Identify each line containing the word "instances" and copy it.
— start —
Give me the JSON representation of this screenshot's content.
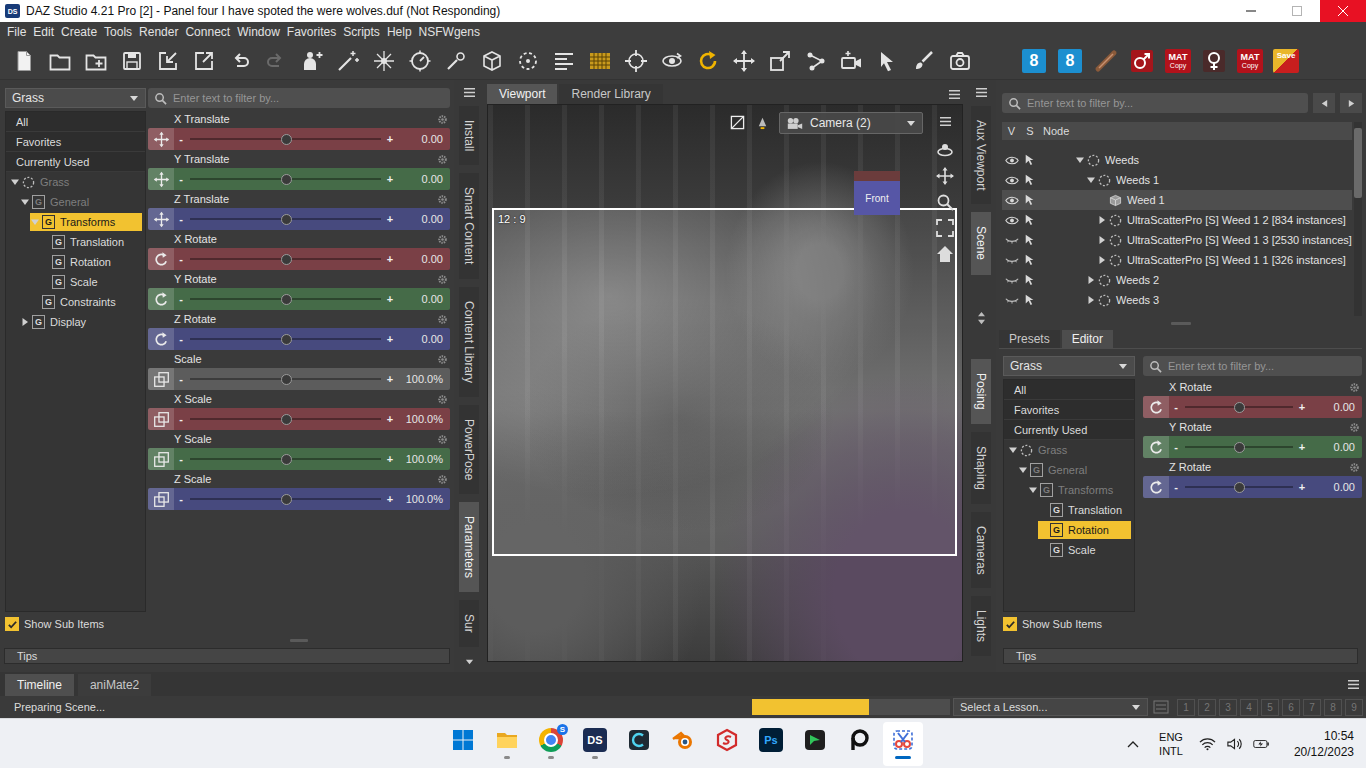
{
  "window": {
    "app_icon": "DS",
    "title": "DAZ Studio 4.21 Pro [2] - Panel four I have spoted the were wolves.duf (Not Responding)",
    "maximize_disabled": true,
    "close_hovered": true
  },
  "menu": [
    "File",
    "Edit",
    "Create",
    "Tools",
    "Render",
    "Connect",
    "Window",
    "Favorites",
    "Scripts",
    "Help",
    "NSFWgens"
  ],
  "toolbar": {
    "redo_disabled": true,
    "badges": [
      {
        "text": "8"
      },
      {
        "text": "8"
      }
    ],
    "mat_buttons": [
      {
        "text": "MAT",
        "sub": "Copy"
      },
      {
        "text": "MAT",
        "sub": "Copy"
      }
    ],
    "save_button": {
      "text": "Save"
    }
  },
  "slider_marks": {
    "minus": "-",
    "plus": "+"
  },
  "parameters_pane": {
    "dropdown": "Grass",
    "filters": [
      "All",
      "Favorites",
      "Currently Used"
    ],
    "tree": [
      {
        "label": "Grass",
        "depth": 0,
        "expander": "open",
        "kind": "node",
        "badge": "",
        "greyed": true,
        "selected": false
      },
      {
        "label": "General",
        "depth": 1,
        "expander": "open",
        "kind": "group",
        "badge": "G",
        "greyed": true,
        "selected": false
      },
      {
        "label": "Transforms",
        "depth": 2,
        "expander": "open",
        "kind": "group",
        "badge": "G",
        "greyed": false,
        "selected": true
      },
      {
        "label": "Translation",
        "depth": 3,
        "expander": "none",
        "kind": "group",
        "badge": "G",
        "greyed": false,
        "selected": false
      },
      {
        "label": "Rotation",
        "depth": 3,
        "expander": "none",
        "kind": "group",
        "badge": "G",
        "greyed": false,
        "selected": false
      },
      {
        "label": "Scale",
        "depth": 3,
        "expander": "none",
        "kind": "group",
        "badge": "G",
        "greyed": false,
        "selected": false
      },
      {
        "label": "Constraints",
        "depth": 2,
        "expander": "none",
        "kind": "group",
        "badge": "G",
        "greyed": false,
        "selected": false
      },
      {
        "label": "Display",
        "depth": 1,
        "expander": "closed",
        "kind": "group",
        "badge": "G",
        "greyed": false,
        "selected": false
      }
    ],
    "show_sub_items": {
      "label": "Show Sub Items",
      "checked": true
    },
    "filter_placeholder": "Enter text to filter by...",
    "sliders": [
      {
        "label": "X Translate",
        "kind": "translate",
        "value": "0.00",
        "level": 0.5,
        "color": "#7a4046"
      },
      {
        "label": "Y Translate",
        "kind": "translate",
        "value": "0.00",
        "level": 0.5,
        "color": "#456b48"
      },
      {
        "label": "Z Translate",
        "kind": "translate",
        "value": "0.00",
        "level": 0.5,
        "color": "#474a7e"
      },
      {
        "label": "X Rotate",
        "kind": "rotate",
        "value": "0.00",
        "level": 0.5,
        "color": "#7a4046"
      },
      {
        "label": "Y Rotate",
        "kind": "rotate",
        "value": "0.00",
        "level": 0.5,
        "color": "#456b48"
      },
      {
        "label": "Z Rotate",
        "kind": "rotate",
        "value": "0.00",
        "level": 0.5,
        "color": "#474a7e"
      },
      {
        "label": "Scale",
        "kind": "scale",
        "value": "100.0%",
        "level": 0.5,
        "color": "#5c5c5c"
      },
      {
        "label": "X Scale",
        "kind": "scale",
        "value": "100.0%",
        "level": 0.5,
        "color": "#7a4046"
      },
      {
        "label": "Y Scale",
        "kind": "scale",
        "value": "100.0%",
        "level": 0.5,
        "color": "#456b48"
      },
      {
        "label": "Z Scale",
        "kind": "scale",
        "value": "100.0%",
        "level": 0.5,
        "color": "#474a7e"
      }
    ],
    "tips": "Tips"
  },
  "dock_left_tabs": [
    {
      "label": "Install",
      "selected": false
    },
    {
      "label": "Smart Content",
      "selected": false
    },
    {
      "label": "Content Library",
      "selected": false
    },
    {
      "label": "PowerPose",
      "selected": false
    },
    {
      "label": "Parameters",
      "selected": true
    },
    {
      "label": "Sur",
      "selected": false
    }
  ],
  "viewport": {
    "tabs": [
      {
        "label": "Viewport",
        "selected": true
      },
      {
        "label": "Render Library",
        "selected": false
      }
    ],
    "camera": "Camera (2)",
    "aspect": "12 : 9",
    "nav_cube": "Front"
  },
  "dock_right_tabs": {
    "top": [
      {
        "label": "Aux Viewport",
        "selected": false
      },
      {
        "label": "Scene",
        "selected": true
      }
    ],
    "bottom": [
      {
        "label": "Posing",
        "selected": true
      },
      {
        "label": "Shaping",
        "selected": false
      },
      {
        "label": "Cameras",
        "selected": false
      },
      {
        "label": "Lights",
        "selected": false
      }
    ]
  },
  "scene": {
    "filter_placeholder": "Enter text to filter by...",
    "columns": {
      "visible": "V",
      "selectable": "S",
      "node": "Node"
    },
    "rows": [
      {
        "label": "Weeds",
        "depth": 3,
        "expander": "open",
        "kind": "group",
        "visible": true,
        "selected": false
      },
      {
        "label": "Weeds 1",
        "depth": 4,
        "expander": "open",
        "kind": "group",
        "visible": true,
        "selected": false
      },
      {
        "label": "Weed 1",
        "depth": 5,
        "expander": "none",
        "kind": "figure",
        "visible": true,
        "selected": true
      },
      {
        "label": "UltraScatterPro [S] Weed 1 2 [834 instances]",
        "depth": 5,
        "expander": "closed",
        "kind": "group",
        "visible": true,
        "selected": false
      },
      {
        "label": "UltraScatterPro [S] Weed 1 3 [2530 instances]",
        "depth": 5,
        "expander": "closed",
        "kind": "group",
        "visible": false,
        "selected": false
      },
      {
        "label": "UltraScatterPro [S] Weed 1 1 [326 instances]",
        "depth": 5,
        "expander": "closed",
        "kind": "group",
        "visible": false,
        "selected": false
      },
      {
        "label": "Weeds 2",
        "depth": 4,
        "expander": "closed",
        "kind": "group",
        "visible": false,
        "selected": false
      },
      {
        "label": "Weeds 3",
        "depth": 4,
        "expander": "closed",
        "kind": "group",
        "visible": false,
        "selected": false
      }
    ]
  },
  "editor": {
    "tabs": [
      {
        "label": "Presets",
        "selected": false
      },
      {
        "label": "Editor",
        "selected": true
      }
    ],
    "dropdown": "Grass",
    "filters": [
      "All",
      "Favorites",
      "Currently Used"
    ],
    "tree": [
      {
        "label": "Grass",
        "depth": 0,
        "expander": "open",
        "kind": "node",
        "badge": "",
        "greyed": true,
        "selected": false
      },
      {
        "label": "General",
        "depth": 1,
        "expander": "open",
        "kind": "group",
        "badge": "G",
        "greyed": true,
        "selected": false
      },
      {
        "label": "Transforms",
        "depth": 2,
        "expander": "open",
        "kind": "group",
        "badge": "G",
        "greyed": true,
        "selected": false
      },
      {
        "label": "Translation",
        "depth": 3,
        "expander": "none",
        "kind": "group",
        "badge": "G",
        "greyed": false,
        "selected": false
      },
      {
        "label": "Rotation",
        "depth": 3,
        "expander": "none",
        "kind": "group",
        "badge": "G",
        "greyed": false,
        "selected": true
      },
      {
        "label": "Scale",
        "depth": 3,
        "expander": "none",
        "kind": "group",
        "badge": "G",
        "greyed": false,
        "selected": false
      }
    ],
    "show_sub_items": {
      "label": "Show Sub Items",
      "checked": true
    },
    "filter_placeholder": "Enter text to filter by...",
    "sliders": [
      {
        "label": "X Rotate",
        "kind": "rotate",
        "value": "0.00",
        "level": 0.5,
        "color": "#7a4046"
      },
      {
        "label": "Y Rotate",
        "kind": "rotate",
        "value": "0.00",
        "level": 0.5,
        "color": "#456b48"
      },
      {
        "label": "Z Rotate",
        "kind": "rotate",
        "value": "0.00",
        "level": 0.5,
        "color": "#474a7e"
      }
    ],
    "tips": "Tips"
  },
  "bottom_tabs": [
    {
      "label": "Timeline",
      "selected": true
    },
    {
      "label": "aniMate2",
      "selected": false
    }
  ],
  "status_bar": {
    "message": "Preparing Scene...",
    "progress": {
      "level": 0.59
    },
    "lesson_dropdown": "Select a Lesson...",
    "lesson_steps": [
      {
        "label": "1",
        "disabled": true
      },
      {
        "label": "2",
        "disabled": true
      },
      {
        "label": "3",
        "disabled": true
      },
      {
        "label": "4",
        "disabled": true
      },
      {
        "label": "5",
        "disabled": true
      },
      {
        "label": "6",
        "disabled": true
      },
      {
        "label": "7",
        "disabled": true
      },
      {
        "label": "8",
        "disabled": true
      },
      {
        "label": "9",
        "disabled": true
      }
    ]
  },
  "taskbar": {
    "apps": [
      {
        "kind": "start",
        "text": "",
        "running": false,
        "active": false
      },
      {
        "kind": "explorer",
        "text": "",
        "running": true,
        "active": false
      },
      {
        "kind": "chrome",
        "text": "S",
        "running": true,
        "active": false
      },
      {
        "kind": "daz",
        "text": "DS",
        "running": true,
        "active": false
      },
      {
        "kind": "clip",
        "text": "",
        "running": false,
        "active": false
      },
      {
        "kind": "blender",
        "text": "",
        "running": false,
        "active": false
      },
      {
        "kind": "red-app",
        "text": "",
        "running": false,
        "active": false
      },
      {
        "kind": "photoshop",
        "text": "Ps",
        "running": false,
        "active": false
      },
      {
        "kind": "green-app",
        "text": "",
        "running": false,
        "active": false
      },
      {
        "kind": "p-app",
        "text": "",
        "running": false,
        "active": false
      },
      {
        "kind": "snipping",
        "text": "",
        "running": true,
        "active": true
      }
    ],
    "tray": {
      "language": "ENG",
      "layout": "INTL",
      "time": "10:54",
      "date": "20/12/2023"
    }
  }
}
— end —
ANSWER TO THIS PROBLEM |
        "label": "UltraScatterPro [S] Weed 1 2 [834 instances]",
        "label": "UltraScatterPro [S] Weed 1 3 [2530 instances]",
        "label": "UltraScatterPro [S] Weed 1 1 [326 instances]",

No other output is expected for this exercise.